Work to complete: Return the count of lines that hold the string "Nixon", with no other words.

───── Provided material ─────

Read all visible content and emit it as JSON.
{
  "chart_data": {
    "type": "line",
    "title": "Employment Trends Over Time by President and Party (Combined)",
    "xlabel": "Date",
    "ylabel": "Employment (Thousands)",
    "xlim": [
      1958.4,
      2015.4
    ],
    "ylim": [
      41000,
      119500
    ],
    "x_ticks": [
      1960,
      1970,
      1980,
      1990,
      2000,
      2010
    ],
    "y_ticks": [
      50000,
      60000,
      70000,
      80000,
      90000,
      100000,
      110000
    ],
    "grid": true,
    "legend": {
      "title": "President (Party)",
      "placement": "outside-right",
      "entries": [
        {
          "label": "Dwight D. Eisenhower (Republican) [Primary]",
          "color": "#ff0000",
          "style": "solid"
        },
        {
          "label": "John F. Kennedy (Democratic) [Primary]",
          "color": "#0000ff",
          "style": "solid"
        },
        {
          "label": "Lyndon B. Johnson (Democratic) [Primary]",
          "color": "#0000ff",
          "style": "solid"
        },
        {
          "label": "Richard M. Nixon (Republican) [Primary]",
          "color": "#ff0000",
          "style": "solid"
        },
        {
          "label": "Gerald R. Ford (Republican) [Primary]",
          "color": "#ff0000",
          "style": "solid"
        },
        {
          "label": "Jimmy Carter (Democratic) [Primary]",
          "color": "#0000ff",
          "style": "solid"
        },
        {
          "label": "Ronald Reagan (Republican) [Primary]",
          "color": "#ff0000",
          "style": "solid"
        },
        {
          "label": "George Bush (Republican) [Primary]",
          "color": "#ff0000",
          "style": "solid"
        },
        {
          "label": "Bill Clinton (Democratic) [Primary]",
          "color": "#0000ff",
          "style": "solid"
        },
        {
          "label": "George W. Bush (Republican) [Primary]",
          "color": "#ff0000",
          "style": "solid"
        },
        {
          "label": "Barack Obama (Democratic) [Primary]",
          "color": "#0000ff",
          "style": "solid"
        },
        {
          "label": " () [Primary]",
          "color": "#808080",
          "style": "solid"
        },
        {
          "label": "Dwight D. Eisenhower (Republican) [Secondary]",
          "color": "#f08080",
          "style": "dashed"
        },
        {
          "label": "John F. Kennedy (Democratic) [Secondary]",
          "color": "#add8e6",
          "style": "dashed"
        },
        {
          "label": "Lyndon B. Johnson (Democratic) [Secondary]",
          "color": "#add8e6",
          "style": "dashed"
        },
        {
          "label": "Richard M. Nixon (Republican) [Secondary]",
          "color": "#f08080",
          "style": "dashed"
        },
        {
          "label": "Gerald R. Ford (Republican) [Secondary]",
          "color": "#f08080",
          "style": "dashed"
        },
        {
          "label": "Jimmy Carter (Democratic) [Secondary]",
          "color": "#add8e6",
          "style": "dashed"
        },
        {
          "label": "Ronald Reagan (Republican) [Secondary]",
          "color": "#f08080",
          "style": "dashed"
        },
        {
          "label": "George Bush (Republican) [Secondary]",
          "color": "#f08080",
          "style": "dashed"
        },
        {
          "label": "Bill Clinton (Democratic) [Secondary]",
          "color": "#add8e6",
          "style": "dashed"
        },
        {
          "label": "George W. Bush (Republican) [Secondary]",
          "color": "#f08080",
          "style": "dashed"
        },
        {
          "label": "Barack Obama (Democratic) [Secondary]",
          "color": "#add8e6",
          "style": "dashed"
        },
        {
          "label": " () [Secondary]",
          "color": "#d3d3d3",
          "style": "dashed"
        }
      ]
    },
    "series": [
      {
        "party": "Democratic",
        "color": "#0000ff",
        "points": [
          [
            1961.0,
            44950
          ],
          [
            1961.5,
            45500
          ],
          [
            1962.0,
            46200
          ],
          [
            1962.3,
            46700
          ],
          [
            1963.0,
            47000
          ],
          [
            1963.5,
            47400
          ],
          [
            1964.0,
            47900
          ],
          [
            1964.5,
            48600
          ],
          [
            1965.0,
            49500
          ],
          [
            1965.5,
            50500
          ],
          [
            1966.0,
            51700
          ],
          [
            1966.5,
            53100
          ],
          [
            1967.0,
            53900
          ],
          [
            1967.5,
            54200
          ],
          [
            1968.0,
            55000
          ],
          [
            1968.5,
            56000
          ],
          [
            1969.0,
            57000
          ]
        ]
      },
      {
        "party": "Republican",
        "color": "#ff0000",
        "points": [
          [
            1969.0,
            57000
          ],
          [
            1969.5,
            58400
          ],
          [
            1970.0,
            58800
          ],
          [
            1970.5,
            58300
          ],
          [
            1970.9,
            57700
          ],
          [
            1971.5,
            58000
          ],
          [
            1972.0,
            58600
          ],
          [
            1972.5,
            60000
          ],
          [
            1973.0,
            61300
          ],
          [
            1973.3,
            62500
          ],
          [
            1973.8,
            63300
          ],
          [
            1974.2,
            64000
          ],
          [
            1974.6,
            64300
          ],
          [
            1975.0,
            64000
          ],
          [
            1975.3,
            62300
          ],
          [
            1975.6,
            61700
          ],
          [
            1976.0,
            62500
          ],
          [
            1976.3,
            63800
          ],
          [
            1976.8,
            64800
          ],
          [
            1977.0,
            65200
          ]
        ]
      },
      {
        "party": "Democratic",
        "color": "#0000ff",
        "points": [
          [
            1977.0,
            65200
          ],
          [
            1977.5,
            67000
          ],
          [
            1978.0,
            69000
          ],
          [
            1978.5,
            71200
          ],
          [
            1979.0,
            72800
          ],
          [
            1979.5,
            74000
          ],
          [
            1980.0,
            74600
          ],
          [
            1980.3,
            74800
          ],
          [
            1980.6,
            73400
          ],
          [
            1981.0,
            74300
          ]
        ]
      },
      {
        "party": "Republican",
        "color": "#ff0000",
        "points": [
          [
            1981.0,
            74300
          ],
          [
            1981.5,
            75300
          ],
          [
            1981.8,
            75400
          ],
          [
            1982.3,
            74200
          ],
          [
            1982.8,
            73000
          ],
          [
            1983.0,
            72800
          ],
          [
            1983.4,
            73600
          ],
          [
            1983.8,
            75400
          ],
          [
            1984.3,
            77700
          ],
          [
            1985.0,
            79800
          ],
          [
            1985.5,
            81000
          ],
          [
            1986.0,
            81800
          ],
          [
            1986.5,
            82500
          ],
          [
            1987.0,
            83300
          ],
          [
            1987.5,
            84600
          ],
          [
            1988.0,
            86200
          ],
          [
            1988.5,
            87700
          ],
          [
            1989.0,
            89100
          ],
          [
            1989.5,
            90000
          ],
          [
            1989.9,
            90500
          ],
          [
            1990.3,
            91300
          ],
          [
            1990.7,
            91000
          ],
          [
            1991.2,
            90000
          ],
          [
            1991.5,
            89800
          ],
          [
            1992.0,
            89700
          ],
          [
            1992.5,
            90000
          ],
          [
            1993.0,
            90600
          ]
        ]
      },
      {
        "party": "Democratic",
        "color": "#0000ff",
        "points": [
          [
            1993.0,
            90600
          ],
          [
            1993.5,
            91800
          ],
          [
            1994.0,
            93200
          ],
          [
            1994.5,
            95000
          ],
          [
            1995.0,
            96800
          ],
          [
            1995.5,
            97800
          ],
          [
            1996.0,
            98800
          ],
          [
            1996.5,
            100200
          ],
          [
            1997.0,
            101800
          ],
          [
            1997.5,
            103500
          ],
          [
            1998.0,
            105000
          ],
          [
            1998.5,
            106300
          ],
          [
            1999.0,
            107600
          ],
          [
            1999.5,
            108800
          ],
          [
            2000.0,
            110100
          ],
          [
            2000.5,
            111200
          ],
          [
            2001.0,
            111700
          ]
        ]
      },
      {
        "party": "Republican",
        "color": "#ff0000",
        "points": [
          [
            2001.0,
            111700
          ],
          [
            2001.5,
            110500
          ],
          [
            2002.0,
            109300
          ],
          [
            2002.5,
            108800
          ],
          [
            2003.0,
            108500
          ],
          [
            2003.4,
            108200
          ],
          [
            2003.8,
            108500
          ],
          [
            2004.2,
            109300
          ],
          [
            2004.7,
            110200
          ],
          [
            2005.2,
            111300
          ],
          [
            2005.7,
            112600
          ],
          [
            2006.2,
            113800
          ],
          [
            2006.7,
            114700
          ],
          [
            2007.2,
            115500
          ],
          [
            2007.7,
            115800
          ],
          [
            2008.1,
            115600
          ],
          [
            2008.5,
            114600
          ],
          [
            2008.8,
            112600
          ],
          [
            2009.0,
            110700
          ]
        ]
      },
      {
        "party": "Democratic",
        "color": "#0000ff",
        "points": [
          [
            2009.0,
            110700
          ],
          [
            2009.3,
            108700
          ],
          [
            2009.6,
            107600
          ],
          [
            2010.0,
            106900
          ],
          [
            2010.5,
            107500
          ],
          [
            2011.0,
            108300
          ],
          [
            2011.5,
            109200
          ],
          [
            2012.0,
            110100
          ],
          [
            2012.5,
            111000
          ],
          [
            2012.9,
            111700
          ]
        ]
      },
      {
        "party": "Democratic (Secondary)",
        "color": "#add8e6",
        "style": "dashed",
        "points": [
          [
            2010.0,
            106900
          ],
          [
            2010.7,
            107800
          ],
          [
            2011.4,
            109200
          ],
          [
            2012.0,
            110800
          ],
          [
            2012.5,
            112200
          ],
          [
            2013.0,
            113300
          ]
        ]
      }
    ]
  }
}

─────

Answer for this exercise: 2